## start EXTRACTED ENTRIES

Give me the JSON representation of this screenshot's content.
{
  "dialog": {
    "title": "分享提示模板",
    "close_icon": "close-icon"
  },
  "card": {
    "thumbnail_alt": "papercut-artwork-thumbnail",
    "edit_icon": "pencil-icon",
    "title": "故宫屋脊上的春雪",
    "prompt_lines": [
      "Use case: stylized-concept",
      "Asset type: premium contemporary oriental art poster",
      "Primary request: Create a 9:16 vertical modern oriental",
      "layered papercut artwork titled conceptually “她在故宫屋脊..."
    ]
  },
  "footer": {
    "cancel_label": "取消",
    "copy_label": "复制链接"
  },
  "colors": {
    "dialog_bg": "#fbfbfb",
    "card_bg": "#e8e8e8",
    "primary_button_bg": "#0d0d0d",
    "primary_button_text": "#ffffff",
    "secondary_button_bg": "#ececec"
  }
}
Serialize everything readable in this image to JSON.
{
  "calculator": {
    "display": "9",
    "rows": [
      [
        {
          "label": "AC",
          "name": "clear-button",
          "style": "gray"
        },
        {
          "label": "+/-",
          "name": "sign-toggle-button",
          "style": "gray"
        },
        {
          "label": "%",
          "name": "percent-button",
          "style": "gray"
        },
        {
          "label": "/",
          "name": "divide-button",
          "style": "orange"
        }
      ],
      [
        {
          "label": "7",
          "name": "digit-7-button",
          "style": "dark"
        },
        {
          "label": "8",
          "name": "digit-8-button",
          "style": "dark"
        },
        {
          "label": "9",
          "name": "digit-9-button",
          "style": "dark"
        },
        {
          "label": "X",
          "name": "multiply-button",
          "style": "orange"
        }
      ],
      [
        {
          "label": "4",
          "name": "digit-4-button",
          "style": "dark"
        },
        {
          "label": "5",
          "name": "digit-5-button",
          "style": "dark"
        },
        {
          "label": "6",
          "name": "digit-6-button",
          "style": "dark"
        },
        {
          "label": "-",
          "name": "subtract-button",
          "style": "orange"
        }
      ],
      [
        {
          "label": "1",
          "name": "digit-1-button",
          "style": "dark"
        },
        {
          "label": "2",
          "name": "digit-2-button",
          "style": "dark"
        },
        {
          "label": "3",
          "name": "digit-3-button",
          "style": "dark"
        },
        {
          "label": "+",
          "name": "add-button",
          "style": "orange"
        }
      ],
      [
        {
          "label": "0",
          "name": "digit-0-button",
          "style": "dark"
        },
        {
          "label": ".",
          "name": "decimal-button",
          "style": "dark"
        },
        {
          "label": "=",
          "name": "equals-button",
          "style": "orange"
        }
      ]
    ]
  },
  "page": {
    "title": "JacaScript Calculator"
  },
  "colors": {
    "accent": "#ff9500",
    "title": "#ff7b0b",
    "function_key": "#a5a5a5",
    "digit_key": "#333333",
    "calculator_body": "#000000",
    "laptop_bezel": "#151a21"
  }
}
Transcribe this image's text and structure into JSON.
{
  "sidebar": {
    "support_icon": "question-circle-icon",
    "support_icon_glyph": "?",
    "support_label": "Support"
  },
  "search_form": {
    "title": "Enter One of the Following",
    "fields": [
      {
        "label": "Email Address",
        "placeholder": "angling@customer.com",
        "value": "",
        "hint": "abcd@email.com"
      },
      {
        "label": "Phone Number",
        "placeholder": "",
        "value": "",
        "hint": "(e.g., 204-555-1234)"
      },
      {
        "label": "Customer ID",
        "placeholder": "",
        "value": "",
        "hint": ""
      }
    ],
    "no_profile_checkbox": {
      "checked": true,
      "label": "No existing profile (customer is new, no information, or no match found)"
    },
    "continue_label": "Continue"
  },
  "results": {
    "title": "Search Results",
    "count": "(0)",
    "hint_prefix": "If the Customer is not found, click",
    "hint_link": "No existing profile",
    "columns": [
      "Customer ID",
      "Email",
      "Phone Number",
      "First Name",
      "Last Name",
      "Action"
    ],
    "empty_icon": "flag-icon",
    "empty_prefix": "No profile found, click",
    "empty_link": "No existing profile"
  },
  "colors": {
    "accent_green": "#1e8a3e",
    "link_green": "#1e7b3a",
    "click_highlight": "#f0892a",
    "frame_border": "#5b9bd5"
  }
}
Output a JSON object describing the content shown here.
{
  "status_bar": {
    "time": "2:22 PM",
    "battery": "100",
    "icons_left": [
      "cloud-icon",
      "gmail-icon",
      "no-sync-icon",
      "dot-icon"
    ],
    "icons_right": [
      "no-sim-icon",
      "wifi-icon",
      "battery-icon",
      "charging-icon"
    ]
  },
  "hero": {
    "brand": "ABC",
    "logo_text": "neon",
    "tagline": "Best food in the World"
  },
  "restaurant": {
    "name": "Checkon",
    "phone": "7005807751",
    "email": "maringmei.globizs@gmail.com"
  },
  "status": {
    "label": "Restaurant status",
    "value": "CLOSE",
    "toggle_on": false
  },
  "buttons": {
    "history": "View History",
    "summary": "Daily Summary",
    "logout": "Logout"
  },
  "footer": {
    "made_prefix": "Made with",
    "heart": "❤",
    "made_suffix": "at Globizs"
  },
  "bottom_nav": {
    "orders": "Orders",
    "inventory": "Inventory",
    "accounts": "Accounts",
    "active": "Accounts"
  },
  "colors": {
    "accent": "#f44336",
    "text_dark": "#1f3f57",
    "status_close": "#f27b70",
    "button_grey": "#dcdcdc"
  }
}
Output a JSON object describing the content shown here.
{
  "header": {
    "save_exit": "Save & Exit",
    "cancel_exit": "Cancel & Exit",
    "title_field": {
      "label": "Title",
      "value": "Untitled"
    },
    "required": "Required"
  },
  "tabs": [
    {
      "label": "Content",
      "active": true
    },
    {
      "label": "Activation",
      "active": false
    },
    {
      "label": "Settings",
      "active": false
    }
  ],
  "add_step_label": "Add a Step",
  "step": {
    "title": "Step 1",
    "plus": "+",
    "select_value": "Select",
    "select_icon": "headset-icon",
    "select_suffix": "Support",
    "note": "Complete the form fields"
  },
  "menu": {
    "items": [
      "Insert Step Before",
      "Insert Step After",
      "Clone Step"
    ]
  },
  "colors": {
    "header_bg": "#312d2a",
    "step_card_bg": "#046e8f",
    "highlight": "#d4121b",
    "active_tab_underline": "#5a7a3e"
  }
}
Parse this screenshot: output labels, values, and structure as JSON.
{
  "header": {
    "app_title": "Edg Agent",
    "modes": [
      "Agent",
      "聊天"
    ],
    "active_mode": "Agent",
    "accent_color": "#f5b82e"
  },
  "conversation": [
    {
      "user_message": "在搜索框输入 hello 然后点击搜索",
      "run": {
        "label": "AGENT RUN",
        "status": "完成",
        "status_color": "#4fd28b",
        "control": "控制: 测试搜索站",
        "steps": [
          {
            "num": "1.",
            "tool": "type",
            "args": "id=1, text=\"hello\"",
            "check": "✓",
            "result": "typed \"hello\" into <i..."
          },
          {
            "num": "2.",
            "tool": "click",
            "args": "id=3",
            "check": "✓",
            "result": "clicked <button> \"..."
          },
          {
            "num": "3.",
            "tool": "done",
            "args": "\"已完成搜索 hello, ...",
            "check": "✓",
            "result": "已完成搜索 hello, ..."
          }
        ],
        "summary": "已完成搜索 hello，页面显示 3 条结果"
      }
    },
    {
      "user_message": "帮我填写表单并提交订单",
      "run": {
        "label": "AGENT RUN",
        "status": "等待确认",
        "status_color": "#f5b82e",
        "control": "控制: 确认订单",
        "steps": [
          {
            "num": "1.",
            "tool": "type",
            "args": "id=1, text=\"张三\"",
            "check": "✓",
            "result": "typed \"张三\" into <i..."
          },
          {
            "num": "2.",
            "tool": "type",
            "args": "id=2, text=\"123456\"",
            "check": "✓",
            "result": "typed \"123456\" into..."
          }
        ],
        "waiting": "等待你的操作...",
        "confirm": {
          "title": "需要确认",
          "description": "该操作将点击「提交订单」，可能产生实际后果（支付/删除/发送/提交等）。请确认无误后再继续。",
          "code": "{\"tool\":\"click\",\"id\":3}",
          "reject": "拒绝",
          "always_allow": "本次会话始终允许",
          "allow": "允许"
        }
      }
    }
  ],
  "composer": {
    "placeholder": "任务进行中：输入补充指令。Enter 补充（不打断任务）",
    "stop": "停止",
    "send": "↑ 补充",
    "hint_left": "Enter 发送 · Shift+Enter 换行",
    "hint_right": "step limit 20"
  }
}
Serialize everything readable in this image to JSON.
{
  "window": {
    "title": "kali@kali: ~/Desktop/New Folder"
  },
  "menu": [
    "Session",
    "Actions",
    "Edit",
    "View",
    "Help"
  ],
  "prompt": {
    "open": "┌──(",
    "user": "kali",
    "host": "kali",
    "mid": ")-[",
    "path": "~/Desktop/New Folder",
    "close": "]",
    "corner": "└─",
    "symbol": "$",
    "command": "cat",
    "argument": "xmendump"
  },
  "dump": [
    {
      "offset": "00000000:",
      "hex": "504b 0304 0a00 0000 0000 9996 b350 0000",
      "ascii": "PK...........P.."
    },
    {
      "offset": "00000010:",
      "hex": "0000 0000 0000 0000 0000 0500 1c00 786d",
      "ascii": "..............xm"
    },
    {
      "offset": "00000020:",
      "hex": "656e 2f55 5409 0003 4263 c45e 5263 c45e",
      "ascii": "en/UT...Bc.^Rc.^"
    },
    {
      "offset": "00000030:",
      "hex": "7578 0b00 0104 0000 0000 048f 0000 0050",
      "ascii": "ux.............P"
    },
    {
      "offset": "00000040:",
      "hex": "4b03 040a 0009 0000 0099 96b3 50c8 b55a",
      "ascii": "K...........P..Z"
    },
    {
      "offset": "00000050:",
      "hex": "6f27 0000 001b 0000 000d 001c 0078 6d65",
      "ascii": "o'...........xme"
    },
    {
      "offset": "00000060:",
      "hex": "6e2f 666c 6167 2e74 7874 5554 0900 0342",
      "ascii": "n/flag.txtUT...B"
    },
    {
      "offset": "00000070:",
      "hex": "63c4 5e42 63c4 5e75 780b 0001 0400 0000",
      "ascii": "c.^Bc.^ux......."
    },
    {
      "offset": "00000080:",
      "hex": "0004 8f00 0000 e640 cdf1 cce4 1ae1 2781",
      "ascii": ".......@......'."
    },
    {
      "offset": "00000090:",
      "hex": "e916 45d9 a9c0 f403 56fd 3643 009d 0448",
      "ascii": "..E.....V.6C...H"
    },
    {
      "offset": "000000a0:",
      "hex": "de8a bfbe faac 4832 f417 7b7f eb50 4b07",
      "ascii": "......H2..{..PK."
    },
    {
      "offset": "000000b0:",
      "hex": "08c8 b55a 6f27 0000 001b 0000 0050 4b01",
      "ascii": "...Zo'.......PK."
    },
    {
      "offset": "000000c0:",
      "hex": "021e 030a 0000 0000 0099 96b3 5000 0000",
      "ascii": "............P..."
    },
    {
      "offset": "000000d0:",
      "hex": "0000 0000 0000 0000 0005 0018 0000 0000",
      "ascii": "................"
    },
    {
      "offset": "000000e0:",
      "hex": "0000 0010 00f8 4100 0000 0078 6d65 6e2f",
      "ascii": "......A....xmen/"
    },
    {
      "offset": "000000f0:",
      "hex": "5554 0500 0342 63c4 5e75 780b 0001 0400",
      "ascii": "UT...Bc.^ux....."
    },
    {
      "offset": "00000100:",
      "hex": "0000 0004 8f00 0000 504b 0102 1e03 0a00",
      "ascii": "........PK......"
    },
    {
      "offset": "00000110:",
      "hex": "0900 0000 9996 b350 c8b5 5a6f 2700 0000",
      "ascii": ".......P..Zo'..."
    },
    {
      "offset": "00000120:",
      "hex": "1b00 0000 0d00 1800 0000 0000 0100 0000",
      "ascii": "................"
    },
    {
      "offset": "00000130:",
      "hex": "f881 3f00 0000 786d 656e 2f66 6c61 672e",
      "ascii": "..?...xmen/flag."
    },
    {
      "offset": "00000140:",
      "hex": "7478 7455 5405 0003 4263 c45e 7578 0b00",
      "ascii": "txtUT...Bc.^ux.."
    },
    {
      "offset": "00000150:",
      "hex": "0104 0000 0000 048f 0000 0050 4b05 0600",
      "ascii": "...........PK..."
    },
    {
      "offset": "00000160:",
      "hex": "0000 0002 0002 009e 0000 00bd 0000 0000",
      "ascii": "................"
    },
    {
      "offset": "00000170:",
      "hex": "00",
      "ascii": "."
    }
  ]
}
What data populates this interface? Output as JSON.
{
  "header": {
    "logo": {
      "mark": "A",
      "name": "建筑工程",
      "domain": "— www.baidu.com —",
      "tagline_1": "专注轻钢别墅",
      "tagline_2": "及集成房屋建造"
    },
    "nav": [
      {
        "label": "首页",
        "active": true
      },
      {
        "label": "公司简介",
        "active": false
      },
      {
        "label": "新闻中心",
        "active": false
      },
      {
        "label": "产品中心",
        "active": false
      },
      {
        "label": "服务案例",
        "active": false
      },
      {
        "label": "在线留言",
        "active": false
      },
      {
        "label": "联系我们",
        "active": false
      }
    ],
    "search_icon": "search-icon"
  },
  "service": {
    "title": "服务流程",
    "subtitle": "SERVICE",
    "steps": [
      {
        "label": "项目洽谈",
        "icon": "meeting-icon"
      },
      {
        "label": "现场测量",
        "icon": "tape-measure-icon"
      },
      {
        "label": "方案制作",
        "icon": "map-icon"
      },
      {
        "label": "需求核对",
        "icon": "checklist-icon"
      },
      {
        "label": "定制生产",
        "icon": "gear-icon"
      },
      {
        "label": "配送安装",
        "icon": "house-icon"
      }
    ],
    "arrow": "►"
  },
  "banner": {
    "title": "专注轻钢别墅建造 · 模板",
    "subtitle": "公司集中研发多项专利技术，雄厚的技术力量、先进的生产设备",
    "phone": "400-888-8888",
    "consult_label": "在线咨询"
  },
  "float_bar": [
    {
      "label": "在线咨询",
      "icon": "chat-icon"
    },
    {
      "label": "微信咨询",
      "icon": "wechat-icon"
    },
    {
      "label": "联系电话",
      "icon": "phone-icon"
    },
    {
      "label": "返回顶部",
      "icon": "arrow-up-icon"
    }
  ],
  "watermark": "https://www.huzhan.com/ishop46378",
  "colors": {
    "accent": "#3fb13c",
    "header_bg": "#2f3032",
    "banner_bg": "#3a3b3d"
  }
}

## end EXTRACTED ENTRIES

> [TASK PROMPT] Find every line with the word "oriental" and state how many there are, with no other words.

> [SOLUTION FOR THIS EXERCISE] 2